Extracted data entries
:::
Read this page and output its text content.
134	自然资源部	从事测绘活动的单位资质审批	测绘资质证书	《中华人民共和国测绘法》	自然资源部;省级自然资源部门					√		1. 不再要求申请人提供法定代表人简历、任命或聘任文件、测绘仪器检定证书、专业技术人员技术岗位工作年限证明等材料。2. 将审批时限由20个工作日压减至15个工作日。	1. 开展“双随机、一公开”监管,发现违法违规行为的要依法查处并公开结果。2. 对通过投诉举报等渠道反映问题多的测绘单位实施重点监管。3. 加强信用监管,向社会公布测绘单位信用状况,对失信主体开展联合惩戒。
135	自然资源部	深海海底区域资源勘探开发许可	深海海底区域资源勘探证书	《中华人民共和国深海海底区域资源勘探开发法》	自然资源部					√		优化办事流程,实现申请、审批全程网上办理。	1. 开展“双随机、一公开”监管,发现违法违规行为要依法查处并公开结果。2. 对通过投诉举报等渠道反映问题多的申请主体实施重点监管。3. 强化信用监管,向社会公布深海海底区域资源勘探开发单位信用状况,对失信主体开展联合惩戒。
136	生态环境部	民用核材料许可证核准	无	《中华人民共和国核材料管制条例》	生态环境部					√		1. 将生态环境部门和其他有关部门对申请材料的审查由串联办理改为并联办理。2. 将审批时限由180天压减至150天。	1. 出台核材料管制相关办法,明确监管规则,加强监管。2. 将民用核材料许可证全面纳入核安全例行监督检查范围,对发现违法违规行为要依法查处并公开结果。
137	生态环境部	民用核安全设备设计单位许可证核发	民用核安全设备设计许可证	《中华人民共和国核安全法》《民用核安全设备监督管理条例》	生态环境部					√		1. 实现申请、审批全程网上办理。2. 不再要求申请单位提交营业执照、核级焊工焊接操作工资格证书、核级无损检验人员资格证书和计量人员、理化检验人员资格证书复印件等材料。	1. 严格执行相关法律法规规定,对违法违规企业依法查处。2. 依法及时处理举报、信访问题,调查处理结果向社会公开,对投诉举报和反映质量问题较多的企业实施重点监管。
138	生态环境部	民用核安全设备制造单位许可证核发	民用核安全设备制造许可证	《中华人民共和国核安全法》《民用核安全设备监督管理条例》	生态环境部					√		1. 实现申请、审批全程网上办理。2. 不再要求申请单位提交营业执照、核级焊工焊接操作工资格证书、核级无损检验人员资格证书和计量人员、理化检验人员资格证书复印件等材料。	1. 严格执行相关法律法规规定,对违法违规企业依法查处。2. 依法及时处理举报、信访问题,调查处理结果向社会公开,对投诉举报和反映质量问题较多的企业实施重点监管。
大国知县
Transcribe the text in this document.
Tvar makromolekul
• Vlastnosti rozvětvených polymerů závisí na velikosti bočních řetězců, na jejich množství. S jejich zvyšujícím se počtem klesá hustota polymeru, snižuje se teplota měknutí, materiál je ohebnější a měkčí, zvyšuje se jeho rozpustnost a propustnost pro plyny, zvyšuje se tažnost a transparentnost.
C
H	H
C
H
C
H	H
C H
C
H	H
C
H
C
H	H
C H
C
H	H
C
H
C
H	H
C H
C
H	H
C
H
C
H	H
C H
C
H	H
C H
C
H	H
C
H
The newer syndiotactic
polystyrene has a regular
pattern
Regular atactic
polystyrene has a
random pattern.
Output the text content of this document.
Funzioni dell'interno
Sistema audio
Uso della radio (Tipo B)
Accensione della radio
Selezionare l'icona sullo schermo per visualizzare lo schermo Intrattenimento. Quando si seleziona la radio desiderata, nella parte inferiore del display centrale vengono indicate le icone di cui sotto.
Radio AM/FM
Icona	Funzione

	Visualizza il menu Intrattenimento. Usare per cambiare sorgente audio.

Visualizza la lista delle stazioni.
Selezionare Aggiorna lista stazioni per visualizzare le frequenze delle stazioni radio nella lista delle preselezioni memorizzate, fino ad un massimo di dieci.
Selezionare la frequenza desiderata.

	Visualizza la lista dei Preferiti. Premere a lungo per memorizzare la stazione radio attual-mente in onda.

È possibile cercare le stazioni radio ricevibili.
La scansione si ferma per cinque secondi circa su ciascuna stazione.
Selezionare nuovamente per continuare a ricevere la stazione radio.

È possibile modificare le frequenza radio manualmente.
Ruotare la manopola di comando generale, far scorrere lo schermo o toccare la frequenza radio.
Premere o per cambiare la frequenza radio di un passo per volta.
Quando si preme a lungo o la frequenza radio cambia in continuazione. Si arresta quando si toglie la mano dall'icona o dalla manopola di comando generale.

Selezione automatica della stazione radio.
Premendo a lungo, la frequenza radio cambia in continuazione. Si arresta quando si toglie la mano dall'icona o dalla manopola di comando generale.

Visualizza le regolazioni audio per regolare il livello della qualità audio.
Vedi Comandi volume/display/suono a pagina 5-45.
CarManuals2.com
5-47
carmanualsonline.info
:::
> [Goal of the exercise] Pick out every line with the string "generale" and copy it.

> [Response to the exercise]
Ruotare la manopola di comando generale, far scorrere lo schermo o toccare la frequenza radio.
Quando si preme a lungo o la frequenza radio cambia in continuazione. Si arresta quando si toglie la mano dall'icona o dalla manopola di comando generale.
Premendo a lungo, la frequenza radio cambia in continuazione. Si arresta quando si toglie la mano dall'icona o dalla manopola di comando generale.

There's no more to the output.